*Tus tareas*.
a - Responde estas preguntas sobre el texto de la final de Wimbledon:
(i) ¿Con qué marcador ganó Swiatek la final?
(ii) ¿Cuántos minutos duró el partido?
(iii) ¿En qué año logró Dorothea Lambert Chambers ganar una final en Wimbledon sin ceder un juego?
b - Enumera todas las personas que se nombran en el texto de la final de Wimbledon.

*Texto para leer*.

En una tarde que quedará grabada en la historia del All England Club, Iga Swiatek ofreció una de las actuaciones más dominantes jamás vistas en una final de Grand Slam, aplastando sin piedad a una nerviosa Amanda Anisimova por 6-0 y 6-0 para conquistar su primer título en Wimbledon. La estrella polaca no solo sumó su sexto trofeo de Grand Slam, sino que lo hizo de una manera que resonará durante generaciones: ninguna mujer había ganado una final en Wimbledon sin ceder un solo juego —lo que en el argot tenístico se conoce como “doble rosco” o double bagel— desde que Dorothea Lambert Chambers lo logró en 1911.
Aunque ambas jugadoras disputaban su primera final en el césped londinense, Swiatek pareció sentirse como en casa desde el primer punto. Serena, agresiva y táctica hasta el último detalle, la número uno del mundo de 24 años impuso su autoridad con una eficacia abrumadora, cerrando el partido en tan solo 57 minutos. Su desempeño dejó en claro no solo su brillantez táctica y superioridad física, sino también su madurez mental, forjada a través de sus cinco títulos previos en los otros dos grandes escenarios del tenis: el polvo de ladrillo y las canchas duras.

*Conjunto de datos*.
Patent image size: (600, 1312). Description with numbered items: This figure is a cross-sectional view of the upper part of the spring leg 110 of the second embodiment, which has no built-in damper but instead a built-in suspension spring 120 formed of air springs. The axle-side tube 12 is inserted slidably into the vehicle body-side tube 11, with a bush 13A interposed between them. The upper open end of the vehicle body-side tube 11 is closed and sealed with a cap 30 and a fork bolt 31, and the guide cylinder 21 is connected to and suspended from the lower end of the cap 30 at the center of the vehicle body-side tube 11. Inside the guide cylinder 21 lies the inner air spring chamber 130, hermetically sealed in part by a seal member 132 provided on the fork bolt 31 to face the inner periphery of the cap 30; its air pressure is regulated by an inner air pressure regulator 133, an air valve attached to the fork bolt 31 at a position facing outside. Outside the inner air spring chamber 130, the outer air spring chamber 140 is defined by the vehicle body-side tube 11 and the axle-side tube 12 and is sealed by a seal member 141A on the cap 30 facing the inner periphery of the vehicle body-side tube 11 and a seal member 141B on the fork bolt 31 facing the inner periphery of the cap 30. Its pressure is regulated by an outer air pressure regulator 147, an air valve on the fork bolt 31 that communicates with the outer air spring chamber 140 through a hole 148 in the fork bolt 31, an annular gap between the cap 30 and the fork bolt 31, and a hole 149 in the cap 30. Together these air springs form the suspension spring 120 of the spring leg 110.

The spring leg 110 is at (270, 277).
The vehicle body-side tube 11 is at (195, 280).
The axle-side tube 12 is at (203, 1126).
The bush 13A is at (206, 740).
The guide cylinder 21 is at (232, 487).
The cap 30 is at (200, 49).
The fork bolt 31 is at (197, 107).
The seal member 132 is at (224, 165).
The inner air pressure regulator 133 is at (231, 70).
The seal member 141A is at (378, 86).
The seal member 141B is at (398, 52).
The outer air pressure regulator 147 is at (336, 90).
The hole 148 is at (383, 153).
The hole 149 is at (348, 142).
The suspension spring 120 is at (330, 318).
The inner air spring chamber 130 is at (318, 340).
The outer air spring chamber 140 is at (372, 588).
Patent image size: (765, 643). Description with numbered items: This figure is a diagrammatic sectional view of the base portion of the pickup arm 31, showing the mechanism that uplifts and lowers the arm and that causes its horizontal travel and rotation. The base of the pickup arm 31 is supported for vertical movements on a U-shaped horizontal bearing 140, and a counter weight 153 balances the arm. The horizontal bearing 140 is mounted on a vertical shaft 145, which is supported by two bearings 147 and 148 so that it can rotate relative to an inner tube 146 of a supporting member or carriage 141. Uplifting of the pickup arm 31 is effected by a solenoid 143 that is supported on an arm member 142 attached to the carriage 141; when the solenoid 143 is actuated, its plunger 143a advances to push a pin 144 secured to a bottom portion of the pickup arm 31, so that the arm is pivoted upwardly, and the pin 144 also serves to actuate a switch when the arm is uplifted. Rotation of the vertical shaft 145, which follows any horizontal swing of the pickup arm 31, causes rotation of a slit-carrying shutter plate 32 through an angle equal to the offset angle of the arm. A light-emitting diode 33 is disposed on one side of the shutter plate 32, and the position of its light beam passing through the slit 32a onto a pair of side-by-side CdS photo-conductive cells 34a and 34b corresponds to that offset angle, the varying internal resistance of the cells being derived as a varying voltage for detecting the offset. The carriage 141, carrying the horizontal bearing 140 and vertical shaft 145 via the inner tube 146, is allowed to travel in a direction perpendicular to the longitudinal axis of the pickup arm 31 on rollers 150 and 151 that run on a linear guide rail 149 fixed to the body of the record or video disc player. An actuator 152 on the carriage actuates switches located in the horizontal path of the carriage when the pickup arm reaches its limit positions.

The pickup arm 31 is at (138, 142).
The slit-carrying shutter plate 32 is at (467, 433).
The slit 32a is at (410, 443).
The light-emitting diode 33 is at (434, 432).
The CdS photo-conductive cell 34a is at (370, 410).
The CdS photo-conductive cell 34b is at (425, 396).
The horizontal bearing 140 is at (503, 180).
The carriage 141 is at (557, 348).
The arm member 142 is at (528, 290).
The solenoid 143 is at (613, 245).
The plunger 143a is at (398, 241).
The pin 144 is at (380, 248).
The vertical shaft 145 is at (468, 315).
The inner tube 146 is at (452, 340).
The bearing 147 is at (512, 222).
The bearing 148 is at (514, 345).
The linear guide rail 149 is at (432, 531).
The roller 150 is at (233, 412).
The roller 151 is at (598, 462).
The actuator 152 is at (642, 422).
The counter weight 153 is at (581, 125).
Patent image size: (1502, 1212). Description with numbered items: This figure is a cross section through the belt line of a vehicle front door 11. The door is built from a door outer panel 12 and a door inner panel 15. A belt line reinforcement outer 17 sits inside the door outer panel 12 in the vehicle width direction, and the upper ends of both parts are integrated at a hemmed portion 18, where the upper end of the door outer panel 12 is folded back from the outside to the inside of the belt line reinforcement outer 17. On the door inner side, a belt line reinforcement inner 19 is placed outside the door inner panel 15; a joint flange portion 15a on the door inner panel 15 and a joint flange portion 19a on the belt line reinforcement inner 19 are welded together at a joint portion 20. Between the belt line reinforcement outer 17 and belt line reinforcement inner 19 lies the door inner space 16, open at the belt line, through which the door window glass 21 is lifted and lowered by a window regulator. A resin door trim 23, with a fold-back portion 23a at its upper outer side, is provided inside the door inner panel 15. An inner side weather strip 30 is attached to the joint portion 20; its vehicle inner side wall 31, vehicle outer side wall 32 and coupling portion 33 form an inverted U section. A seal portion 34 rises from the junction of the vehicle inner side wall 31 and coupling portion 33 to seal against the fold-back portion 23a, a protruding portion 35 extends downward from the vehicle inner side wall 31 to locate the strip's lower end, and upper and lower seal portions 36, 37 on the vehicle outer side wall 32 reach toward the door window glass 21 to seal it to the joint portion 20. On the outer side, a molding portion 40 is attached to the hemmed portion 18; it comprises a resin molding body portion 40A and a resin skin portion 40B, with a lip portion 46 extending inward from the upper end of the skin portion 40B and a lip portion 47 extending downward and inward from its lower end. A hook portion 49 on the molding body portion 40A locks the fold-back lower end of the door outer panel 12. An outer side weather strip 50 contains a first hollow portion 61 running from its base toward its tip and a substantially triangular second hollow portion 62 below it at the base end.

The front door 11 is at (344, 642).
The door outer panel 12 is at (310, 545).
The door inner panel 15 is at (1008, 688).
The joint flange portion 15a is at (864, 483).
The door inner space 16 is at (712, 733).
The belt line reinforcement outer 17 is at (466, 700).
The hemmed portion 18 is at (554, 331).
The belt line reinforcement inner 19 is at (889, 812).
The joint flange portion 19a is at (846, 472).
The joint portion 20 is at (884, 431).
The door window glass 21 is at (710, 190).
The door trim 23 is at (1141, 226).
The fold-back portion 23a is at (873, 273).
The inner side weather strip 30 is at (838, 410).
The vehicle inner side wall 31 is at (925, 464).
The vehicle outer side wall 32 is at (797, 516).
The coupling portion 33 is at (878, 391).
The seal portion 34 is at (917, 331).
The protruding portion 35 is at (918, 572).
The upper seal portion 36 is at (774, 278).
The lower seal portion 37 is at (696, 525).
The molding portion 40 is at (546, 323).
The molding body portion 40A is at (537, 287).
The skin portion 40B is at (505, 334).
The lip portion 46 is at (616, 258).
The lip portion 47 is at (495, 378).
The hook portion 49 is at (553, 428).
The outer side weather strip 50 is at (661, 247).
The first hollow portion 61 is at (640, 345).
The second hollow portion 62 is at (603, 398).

*Conjunto de respuestas*.
a -
(i) 6-0 y 6-0
(ii) 57 minutos
(iii) 1911

b - Iga Swiatek, Amanda Anisimova, Dorothea Lambert Chambers